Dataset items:
.....

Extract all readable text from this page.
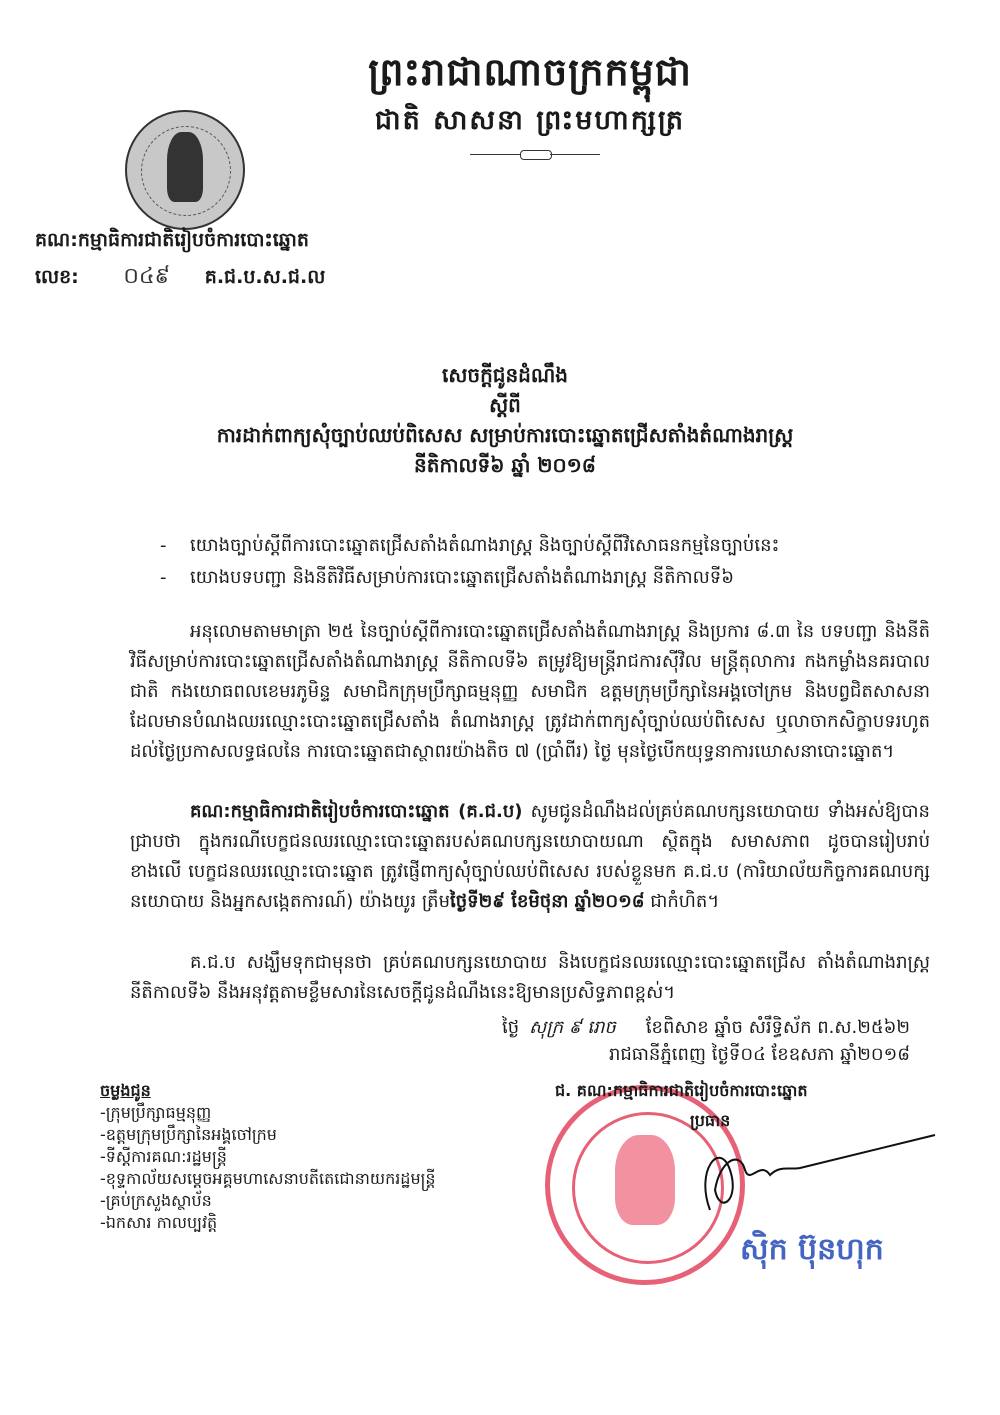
ព្រះរាជាណាចក្រកម្ពុជា
ជាតិ សាសនា ព្រះមហាក្សត្រ
គណ:កម្មាធិការជាតិរៀបចំការបោះឆ្នោត
លេខ: ០៤៩ គ.ជ.ប.ស.ជ.ល
សេចក្ដីជូនដំណឹង
ស្ដីពី
ការដាក់ពាក្យសុំច្បាប់ឈប់ពិសេស សម្រាប់ការបោះឆ្នោតជ្រើសតាំងតំណាងរាស្ត្រ
នីតិកាលទី៦ ឆ្នាំ ២០១៨
-	យោងច្បាប់ស្ដីពីការបោះឆ្នោតជ្រើសតាំងតំណាងរាស្ត្រ និងច្បាប់ស្ដីពីវិសោធនកម្មនៃច្បាប់នេះ
-	យោងបទបញ្ជា និងនីតិវិធីសម្រាប់ការបោះឆ្នោតជ្រើសតាំងតំណាងរាស្ត្រ នីតិកាលទី៦
អនុលោមតាមមាត្រា ២៥ នៃច្បាប់ស្ដីពីការបោះឆ្នោតជ្រើសតាំងតំណាងរាស្ត្រ និងប្រការ ៨.៣ នៃ បទបញ្ជា និងនីតិវិធីសម្រាប់ការបោះឆ្នោតជ្រើសតាំងតំណាងរាស្ត្រ នីតិកាលទី៦ តម្រូវឱ្យមន្ត្រីរាជការស៊ីវិល មន្ត្រីតុលាការ កងកម្លាំងនគរបាលជាតិ កងយោធពលខេមរភូមិន្ទ សមាជិកក្រុមប្រឹក្សាធម្មនុញ្ញ សមាជិក ឧត្ដមក្រុមប្រឹក្សានៃអង្គចៅក្រម និងបព្វជិតសាសនា ដែលមានបំណងឈរឈ្មោះបោះឆ្នោតជ្រើសតាំង តំណាងរាស្ត្រ ត្រូវដាក់ពាក្យសុំច្បាប់ឈប់ពិសេស ឬលាចាកសិក្ខាបទរហូតដល់ថ្ងៃប្រកាសលទ្ធផលនៃ ការបោះឆ្នោតជាស្ថាពរយ៉ាងតិច ៧ (ប្រាំពីរ) ថ្ងៃ មុនថ្ងៃបើកយុទ្ធនាការឃោសនាបោះឆ្នោត។
គណ:កម្មាធិការជាតិរៀបចំការបោះឆ្នោត (គ.ជ.ប) សូមជូនដំណឹងដល់គ្រប់គណបក្សនយោបាយ ទាំងអស់ឱ្យបានជ្រាបថា ក្នុងករណីបេក្ខជនឈរឈ្មោះបោះឆ្នោតរបស់គណបក្សនយោបាយណា ស្ថិតក្នុង សមាសភាព ដូចបានរៀបរាប់ខាងលើ បេក្ខជនឈរឈ្មោះបោះឆ្នោត ត្រូវផ្ញើពាក្យសុំច្បាប់ឈប់ពិសេស របស់ខ្លួនមក គ.ជ.ប (ការិយាល័យកិច្ចការគណបក្សនយោបាយ និងអ្នកសង្កេតការណ៍) យ៉ាងយូរ ត្រឹមថ្ងៃទី២៩ ខែមិថុនា ឆ្នាំ២០១៨ ជាកំហិត។
គ.ជ.ប សង្ឃឹមទុកជាមុនថា គ្រប់គណបក្សនយោបាយ និងបេក្ខជនឈរឈ្មោះបោះឆ្នោតជ្រើស តាំងតំណាងរាស្ត្រ នីតិកាលទី៦ នឹងអនុវត្តតាមខ្លឹមសារនៃសេចក្ដីជូនដំណឹងនេះឱ្យមានប្រសិទ្ធភាពខ្ពស់។
ថ្ងៃ សុក្រ ៩ រោច ខែពិសាខ ឆ្នាំច សំរឹទ្ធិស័ក ព.ស.២៥៦២
រាជធានីភ្នំពេញ ថ្ងៃទី០៤ ខែឧសភា ឆ្នាំ២០១៨
ជ. គណ:កម្មាធិការជាតិរៀបចំការបោះឆ្នោត
ប្រធាន
ស៊ិក ប៊ុនហុក
ចម្លងជូន
-ក្រុមប្រឹក្សាធម្មនុញ្ញ
-ឧត្ដមក្រុមប្រឹក្សានៃអង្គចៅក្រម
-ទីស្ដីការគណ:រដ្ឋមន្ត្រី
-ខុទ្ទកាល័យសម្ដេចអគ្គមហាសេនាបតីតេជោនាយករដ្ឋមន្ត្រី
-គ្រប់ក្រសួងស្ថាប័ន
-ឯកសារ កាលប្បវត្តិ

.....

Select, from the listing, all lines that include the word "ខជនឈរឈ".

គណ:កម្មាធិការជាតិរៀបចំការបោះឆ្នោត (គ.ជ.ប) សូមជូនដំណឹងដល់គ្រប់គណបក្សនយោបាយ ទាំងអស់ឱ្យបានជ្រាបថា ក្នុងករណីបេក្ខជនឈរឈ្មោះបោះឆ្នោតរបស់គណបក្សនយោបាយណា ស្ថិតក្នុង សមាសភាព ដូចបានរៀបរាប់ខាងលើ បេក្ខជនឈរឈ្មោះបោះឆ្នោត ត្រូវផ្ញើពាក្យសុំច្បាប់ឈប់ពិសេស របស់ខ្លួនមក គ.ជ.ប (ការិយាល័យកិច្ចការគណបក្សនយោបាយ និងអ្នកសង្កេតការណ៍) យ៉ាងយូរ ត្រឹមថ្ងៃទី២៩ ខែមិថុនា ឆ្នាំ២០១៨ ជាកំហិត។
គ.ជ.ប សង្ឃឹមទុកជាមុនថា គ្រប់គណបក្សនយោបាយ និងបេក្ខជនឈរឈ្មោះបោះឆ្នោតជ្រើស តាំងតំណាងរាស្ត្រ នីតិកាលទី៦ នឹងអនុវត្តតាមខ្លឹមសារនៃសេចក្ដីជូនដំណឹងនេះឱ្យមានប្រសិទ្ធភាពខ្ពស់។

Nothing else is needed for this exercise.